WHAT YOU NEED TO DO — Check every line below for the string "MonAMI", and copy the lines that contain it.

--- START GIVEN INFORMATION ---

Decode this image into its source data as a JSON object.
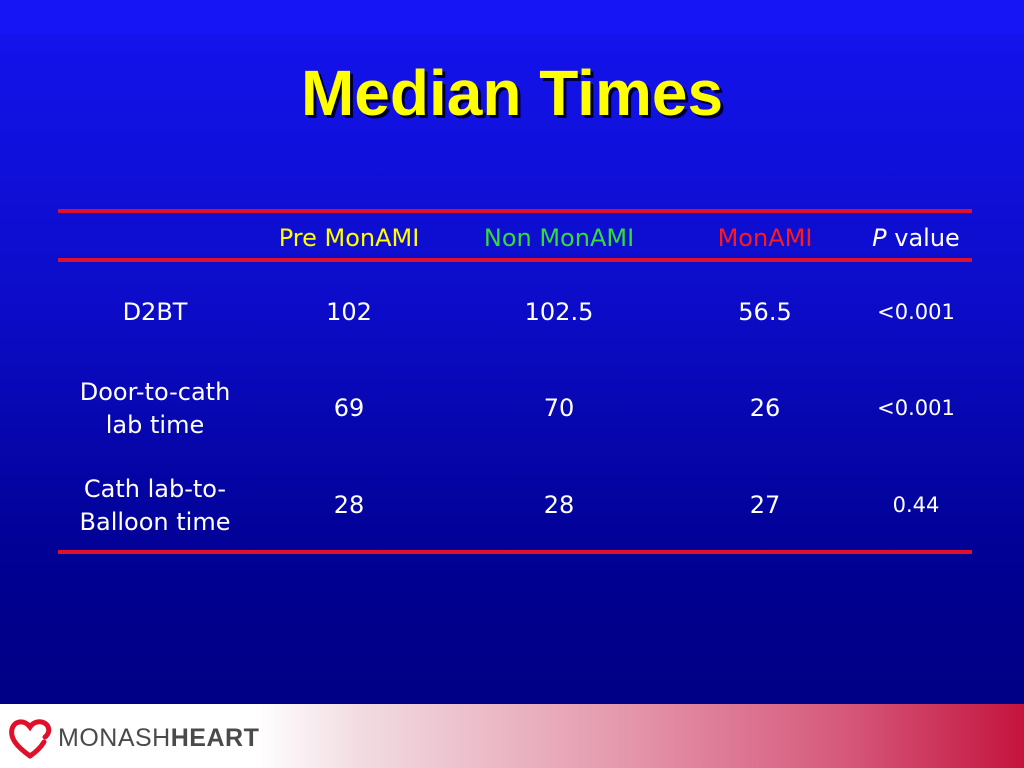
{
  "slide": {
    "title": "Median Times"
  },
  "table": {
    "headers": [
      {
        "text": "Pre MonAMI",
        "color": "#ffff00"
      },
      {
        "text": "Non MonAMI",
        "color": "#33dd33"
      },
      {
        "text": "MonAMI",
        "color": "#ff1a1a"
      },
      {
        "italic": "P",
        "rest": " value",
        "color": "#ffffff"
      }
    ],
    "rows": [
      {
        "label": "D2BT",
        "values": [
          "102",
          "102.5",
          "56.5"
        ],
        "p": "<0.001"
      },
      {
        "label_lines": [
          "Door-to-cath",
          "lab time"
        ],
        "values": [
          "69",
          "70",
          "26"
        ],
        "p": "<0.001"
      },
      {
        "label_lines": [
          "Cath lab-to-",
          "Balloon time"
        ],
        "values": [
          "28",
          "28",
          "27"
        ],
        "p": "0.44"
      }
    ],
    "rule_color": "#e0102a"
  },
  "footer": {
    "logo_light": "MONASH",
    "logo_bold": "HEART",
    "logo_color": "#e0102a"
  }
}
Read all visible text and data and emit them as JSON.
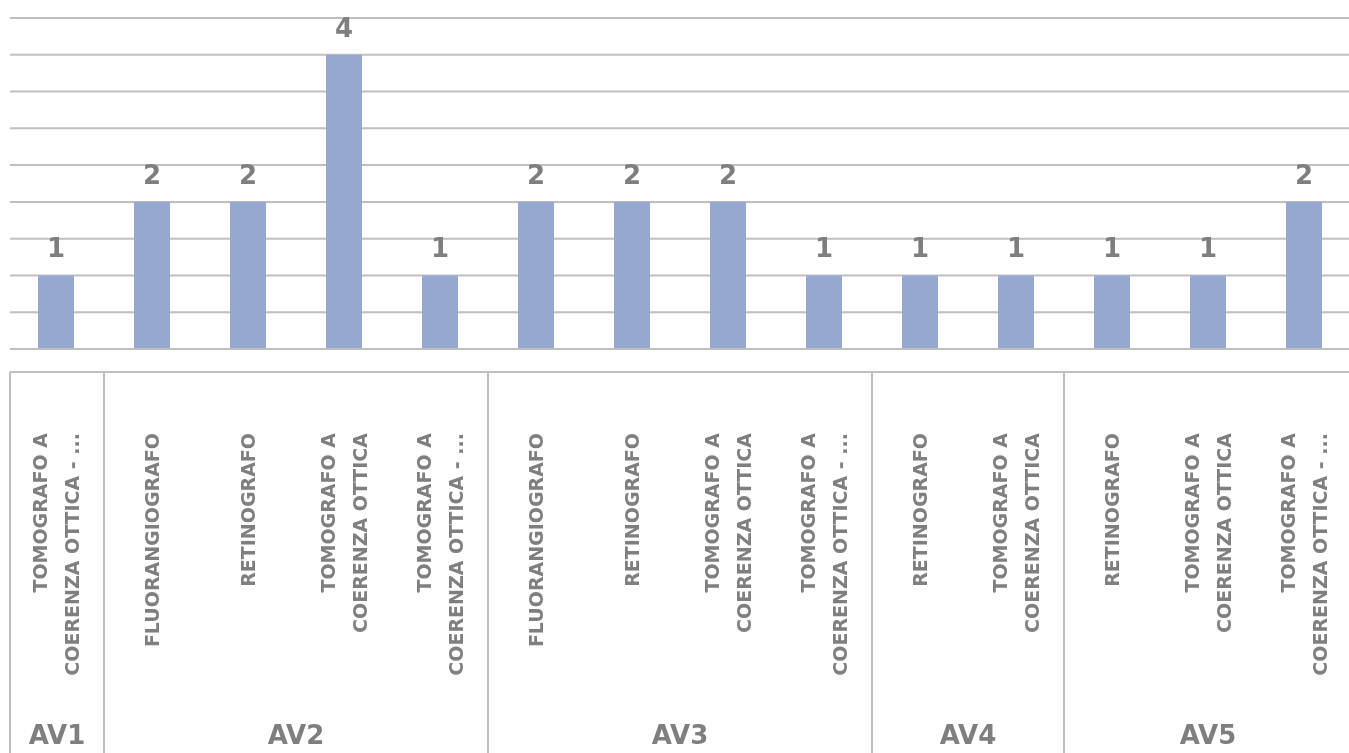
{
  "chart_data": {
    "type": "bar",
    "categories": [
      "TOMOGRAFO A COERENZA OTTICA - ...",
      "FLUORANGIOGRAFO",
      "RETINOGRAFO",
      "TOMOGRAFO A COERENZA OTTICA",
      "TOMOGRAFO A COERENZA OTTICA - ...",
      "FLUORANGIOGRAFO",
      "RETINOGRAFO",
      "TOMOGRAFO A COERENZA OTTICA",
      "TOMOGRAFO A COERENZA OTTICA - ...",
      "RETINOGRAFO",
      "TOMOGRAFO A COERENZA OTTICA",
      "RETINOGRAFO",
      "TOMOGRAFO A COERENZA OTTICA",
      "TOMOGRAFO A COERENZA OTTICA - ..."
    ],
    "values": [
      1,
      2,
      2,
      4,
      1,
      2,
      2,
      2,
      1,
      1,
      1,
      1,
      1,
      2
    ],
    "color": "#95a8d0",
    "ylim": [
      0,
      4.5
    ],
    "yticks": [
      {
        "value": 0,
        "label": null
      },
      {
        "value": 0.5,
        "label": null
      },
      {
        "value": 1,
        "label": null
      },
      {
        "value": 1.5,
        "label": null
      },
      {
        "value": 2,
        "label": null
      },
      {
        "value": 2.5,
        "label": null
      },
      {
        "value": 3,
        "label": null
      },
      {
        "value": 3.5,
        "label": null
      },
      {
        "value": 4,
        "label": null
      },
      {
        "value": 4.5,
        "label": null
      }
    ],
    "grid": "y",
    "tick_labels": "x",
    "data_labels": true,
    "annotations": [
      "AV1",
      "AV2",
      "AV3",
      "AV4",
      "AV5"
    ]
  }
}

--- END GIVEN INFORMATION ---

WRITTEN SOLUTION —
        "text": "Pre MonAMI",
        "text": "Non MonAMI",
        "text": "MonAMI",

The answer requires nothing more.